● Directions for this task
Every entry below must be repeated exactly; skip the pictures.

[Data entries]
_ _ _ _

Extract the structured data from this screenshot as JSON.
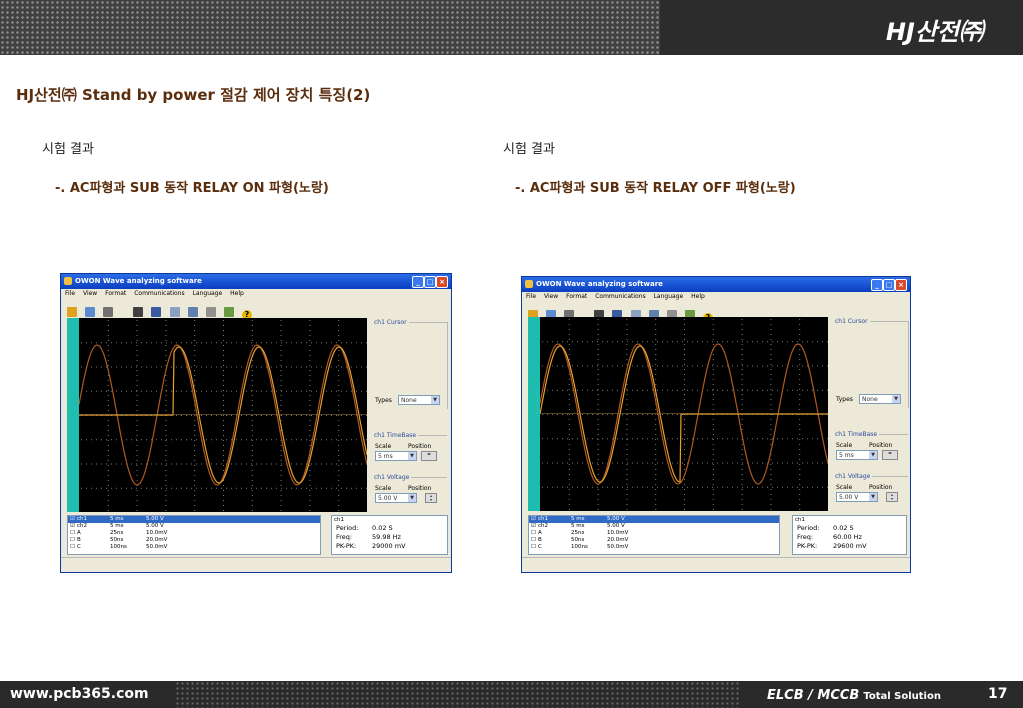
{
  "header": {
    "brand": "HJ산전㈜"
  },
  "page_title": "HJ산전㈜ Stand by power 절감  제어 장치 특징(2)",
  "left": {
    "section_label": "시험 결과",
    "subtitle": "-. AC파형과 SUB 동작 RELAY ON 파형(노랑)",
    "window": {
      "title": "OWON Wave analyzing software",
      "menu": [
        "File",
        "View",
        "Format",
        "Communications",
        "Language",
        "Help"
      ],
      "cursor_head": "ch1 Cursor",
      "types_label": "Types",
      "types_value": "None",
      "timebase_head": "ch1 TimeBase",
      "scale_label": "Scale",
      "position_label": "Position",
      "timebase_scale": "5   ms",
      "voltage_head": "ch1 Voltage",
      "voltage_scale": "5.00 V",
      "channels": [
        {
          "name": "ch1",
          "time": "5    ms",
          "volt": "5.00 V"
        },
        {
          "name": "ch2",
          "time": "5    ms",
          "volt": "5.00 V"
        },
        {
          "name": "A",
          "time": "25ns",
          "volt": "10.0mV"
        },
        {
          "name": "B",
          "time": "50ns",
          "volt": "20.0mV"
        },
        {
          "name": "C",
          "time": "100ns",
          "volt": "50.0mV"
        }
      ],
      "info_head": "ch1",
      "period_label": "Period:",
      "period": "0.02 S",
      "freq_label": "Freq:",
      "freq": "59.98 Hz",
      "pkpk_label": "PK-PK:",
      "pkpk": "29000 mV"
    }
  },
  "right": {
    "section_label": "시험 결과",
    "subtitle": "-. AC파형과 SUB 동작 RELAY OFF 파형(노랑)",
    "window": {
      "title": "OWON Wave analyzing software",
      "menu": [
        "File",
        "View",
        "Format",
        "Communications",
        "Language",
        "Help"
      ],
      "cursor_head": "ch1 Cursor",
      "types_label": "Types",
      "types_value": "None",
      "timebase_head": "ch1 TimeBase",
      "scale_label": "Scale",
      "position_label": "Position",
      "timebase_scale": "5   ms",
      "voltage_head": "ch1 Voltage",
      "voltage_scale": "5.00 V",
      "channels": [
        {
          "name": "ch1",
          "time": "5    ms",
          "volt": "5.00 V"
        },
        {
          "name": "ch2",
          "time": "5    ms",
          "volt": "5.00 V"
        },
        {
          "name": "A",
          "time": "25ns",
          "volt": "10.0mV"
        },
        {
          "name": "B",
          "time": "50ns",
          "volt": "20.0mV"
        },
        {
          "name": "C",
          "time": "100ns",
          "volt": "50.0mV"
        }
      ],
      "info_head": "ch1",
      "period_label": "Period:",
      "period": "0.02 S",
      "freq_label": "Freq:",
      "freq": "60.00 Hz",
      "pkpk_label": "PK-PK:",
      "pkpk": "29600 mV"
    }
  },
  "footer": {
    "site": "www.pcb365.com",
    "product": "ELCB / MCCB",
    "product_suffix": "Total Solution",
    "page_number": "17"
  },
  "colors": {
    "title_brown": "#5a2d0c",
    "trace_ch1": "#e8a030",
    "trace_ch2": "#b05a20",
    "screen": "#000000",
    "window_blue": "#0a3fbf"
  }
}
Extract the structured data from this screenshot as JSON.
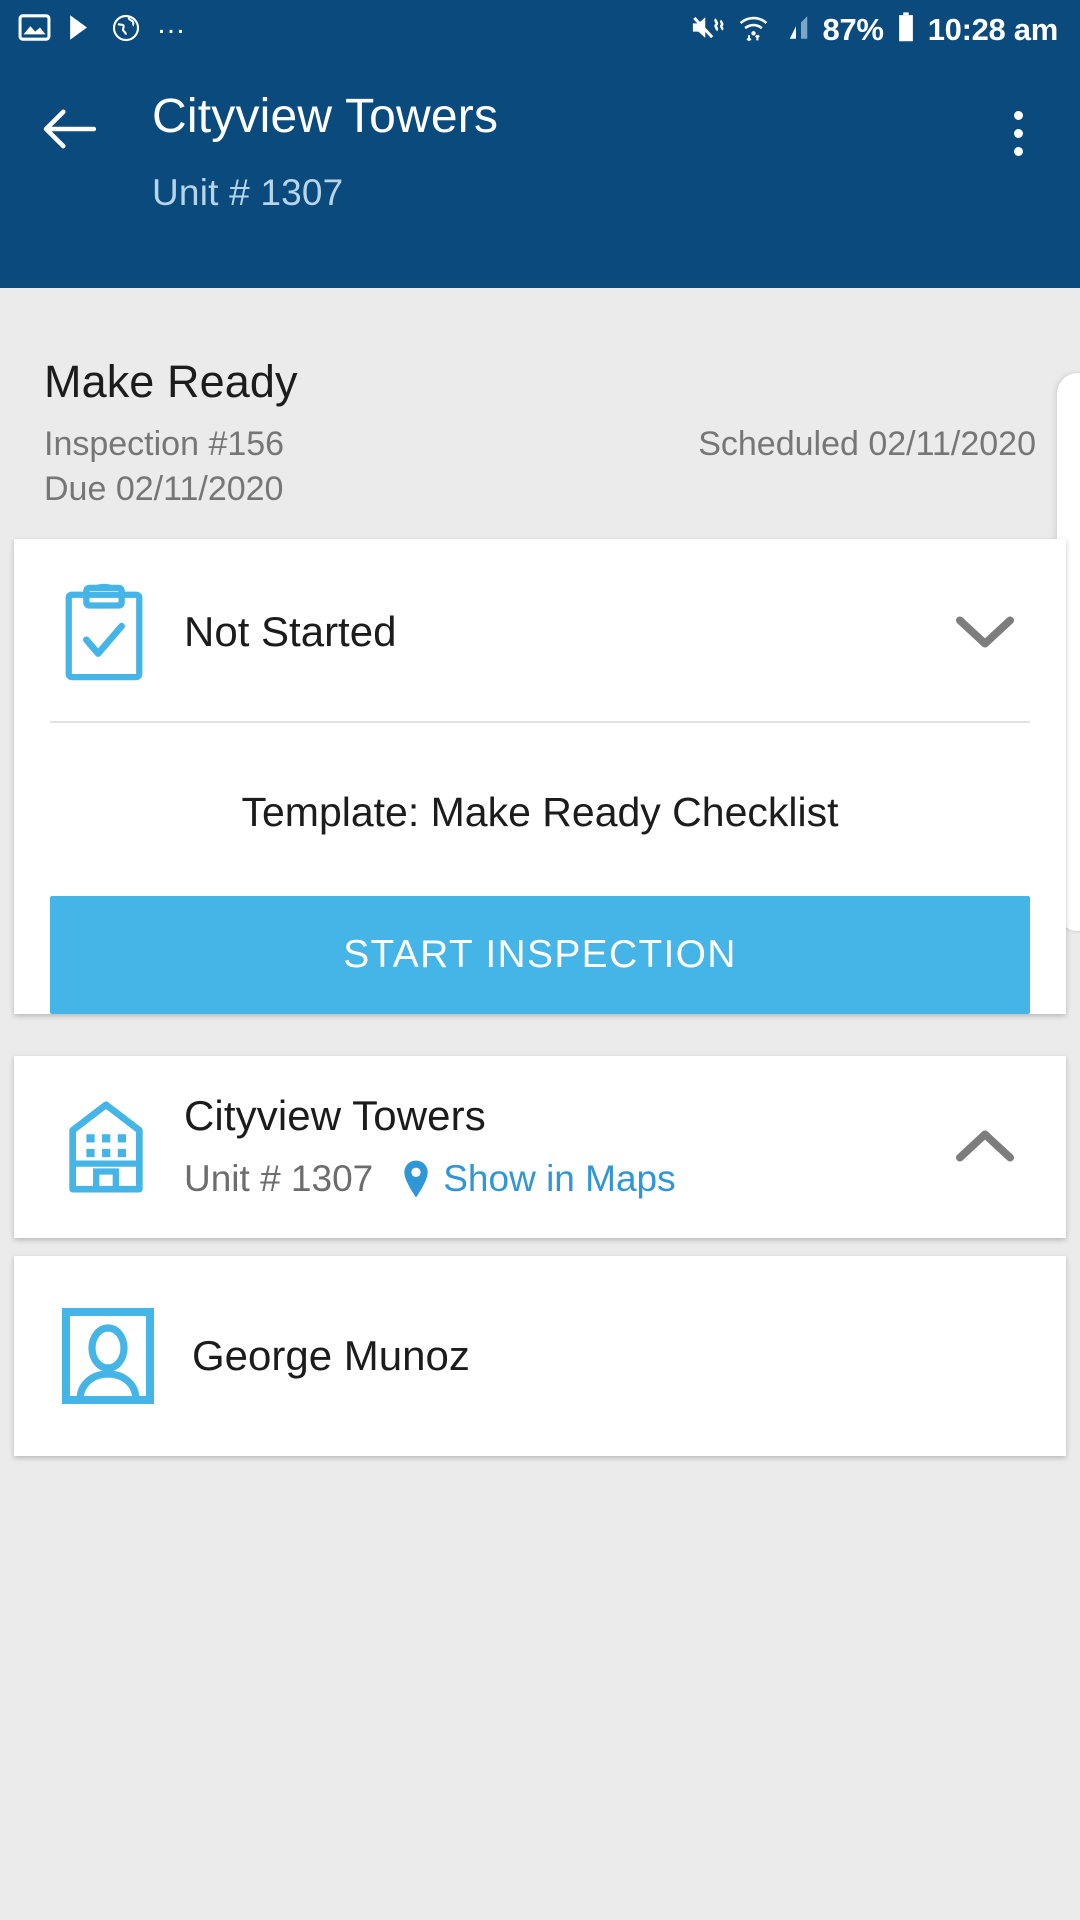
{
  "status_bar": {
    "left_icons": [
      "image-icon",
      "play-store-icon",
      "globe-sync-icon",
      "more-notifications-icon"
    ],
    "right_icons": [
      "volume-mute-vibrate-icon",
      "wifi-data-icon",
      "cellular-signal-icon",
      "battery-icon"
    ],
    "battery_percent": "87%",
    "time": "10:28 am"
  },
  "app_bar": {
    "back_icon": "arrow-left-icon",
    "title": "Cityview Towers",
    "subtitle": "Unit # 1307",
    "overflow_icon": "more-vertical-icon"
  },
  "inspection": {
    "title": "Make Ready",
    "number": "Inspection #156",
    "scheduled": "Scheduled 02/11/2020",
    "due": "Due 02/11/2020"
  },
  "status_card": {
    "icon": "clipboard-check-icon",
    "status": "Not Started",
    "expand_icon": "chevron-down-icon",
    "template": "Template: Make Ready Checklist",
    "start_label": "START INSPECTION"
  },
  "property_card": {
    "icon": "building-icon",
    "name": "Cityview Towers",
    "unit": "Unit # 1307",
    "pin_icon": "map-pin-icon",
    "maps_link": "Show in Maps",
    "collapse_icon": "chevron-up-icon"
  },
  "person_card": {
    "icon": "contact-card-icon",
    "name": "George Munoz"
  },
  "colors": {
    "header_blue": "#0a4a7d",
    "accent_blue": "#45b4e6",
    "link_blue": "#2f96d8",
    "page_bg": "#ebebeb",
    "card_bg": "#ffffff"
  }
}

_ _ _ _

● Problem solution
Extract the structured data from this screenshot as JSON.
{
  "header": {
    "brand": "HJ산전㈜"
  },
  "page_title": "HJ산전㈜ Stand by power 절감  제어 장치 특징(2)",
  "left": {
    "section_label": "시험 결과",
    "subtitle": "-. AC파형과 SUB 동작 RELAY ON 파형(노랑)",
    "window": {
      "title": "OWON Wave analyzing software",
      "menu": [
        "File",
        "View",
        "Format",
        "Communications",
        "Language",
        "Help"
      ],
      "cursor_head": "ch1 Cursor",
      "types_label": "Types",
      "types_value": "None",
      "timebase_head": "ch1 TimeBase",
      "scale_label": "Scale",
      "position_label": "Position",
      "timebase_scale": "5   ms",
      "voltage_head": "ch1 Voltage",
      "voltage_scale": "5.00 V",
      "channels": [
        {
          "name": "ch1",
          "time": "5    ms",
          "volt": "5.00 V"
        },
        {
          "name": "ch2",
          "time": "5    ms",
          "volt": "5.00 V"
        },
        {
          "name": "A",
          "time": "25ns",
          "volt": "10.0mV"
        },
        {
          "name": "B",
          "time": "50ns",
          "volt": "20.0mV"
        },
        {
          "name": "C",
          "time": "100ns",
          "volt": "50.0mV"
        }
      ],
      "info_head": "ch1",
      "period_label": "Period:",
      "period": "0.02 S",
      "freq_label": "Freq:",
      "freq": "59.98 Hz",
      "pkpk_label": "PK-PK:",
      "pkpk": "29000 mV"
    }
  },
  "right": {
    "section_label": "시험 결과",
    "subtitle": "-. AC파형과 SUB 동작 RELAY OFF 파형(노랑)",
    "window": {
      "title": "OWON Wave analyzing software",
      "menu": [
        "File",
        "View",
        "Format",
        "Communications",
        "Language",
        "Help"
      ],
      "cursor_head": "ch1 Cursor",
      "types_label": "Types",
      "types_value": "None",
      "timebase_head": "ch1 TimeBase",
      "scale_label": "Scale",
      "position_label": "Position",
      "timebase_scale": "5   ms",
      "voltage_head": "ch1 Voltage",
      "voltage_scale": "5.00 V",
      "channels": [
        {
          "name": "ch1",
          "time": "5    ms",
          "volt": "5.00 V"
        },
        {
          "name": "ch2",
          "time": "5    ms",
          "volt": "5.00 V"
        },
        {
          "name": "A",
          "time": "25ns",
          "volt": "10.0mV"
        },
        {
          "name": "B",
          "time": "50ns",
          "volt": "20.0mV"
        },
        {
          "name": "C",
          "time": "100ns",
          "volt": "50.0mV"
        }
      ],
      "info_head": "ch1",
      "period_label": "Period:",
      "period": "0.02 S",
      "freq_label": "Freq:",
      "freq": "60.00 Hz",
      "pkpk_label": "PK-PK:",
      "pkpk": "29600 mV"
    }
  },
  "footer": {
    "site": "www.pcb365.com",
    "product": "ELCB / MCCB",
    "product_suffix": "Total Solution",
    "page_number": "17"
  },
  "colors": {
    "title_brown": "#5a2d0c",
    "trace_ch1": "#e8a030",
    "trace_ch2": "#b05a20",
    "screen": "#000000",
    "window_blue": "#0a3fbf"
  }
}
Extract the structured data from this screenshot as JSON.
{
  "status_bar": {
    "left_icons": [
      "image-icon",
      "play-store-icon",
      "globe-sync-icon",
      "more-notifications-icon"
    ],
    "right_icons": [
      "volume-mute-vibrate-icon",
      "wifi-data-icon",
      "cellular-signal-icon",
      "battery-icon"
    ],
    "battery_percent": "87%",
    "time": "10:28 am"
  },
  "app_bar": {
    "back_icon": "arrow-left-icon",
    "title": "Cityview Towers",
    "subtitle": "Unit # 1307",
    "overflow_icon": "more-vertical-icon"
  },
  "inspection": {
    "title": "Make Ready",
    "number": "Inspection #156",
    "scheduled": "Scheduled 02/11/2020",
    "due": "Due 02/11/2020"
  },
  "status_card": {
    "icon": "clipboard-check-icon",
    "status": "Not Started",
    "expand_icon": "chevron-down-icon",
    "template": "Template: Make Ready Checklist",
    "start_label": "START INSPECTION"
  },
  "property_card": {
    "icon": "building-icon",
    "name": "Cityview Towers",
    "unit": "Unit # 1307",
    "pin_icon": "map-pin-icon",
    "maps_link": "Show in Maps",
    "collapse_icon": "chevron-up-icon"
  },
  "person_card": {
    "icon": "contact-card-icon",
    "name": "George Munoz"
  },
  "colors": {
    "header_blue": "#0a4a7d",
    "accent_blue": "#45b4e6",
    "link_blue": "#2f96d8",
    "page_bg": "#ebebeb",
    "card_bg": "#ffffff"
  }
}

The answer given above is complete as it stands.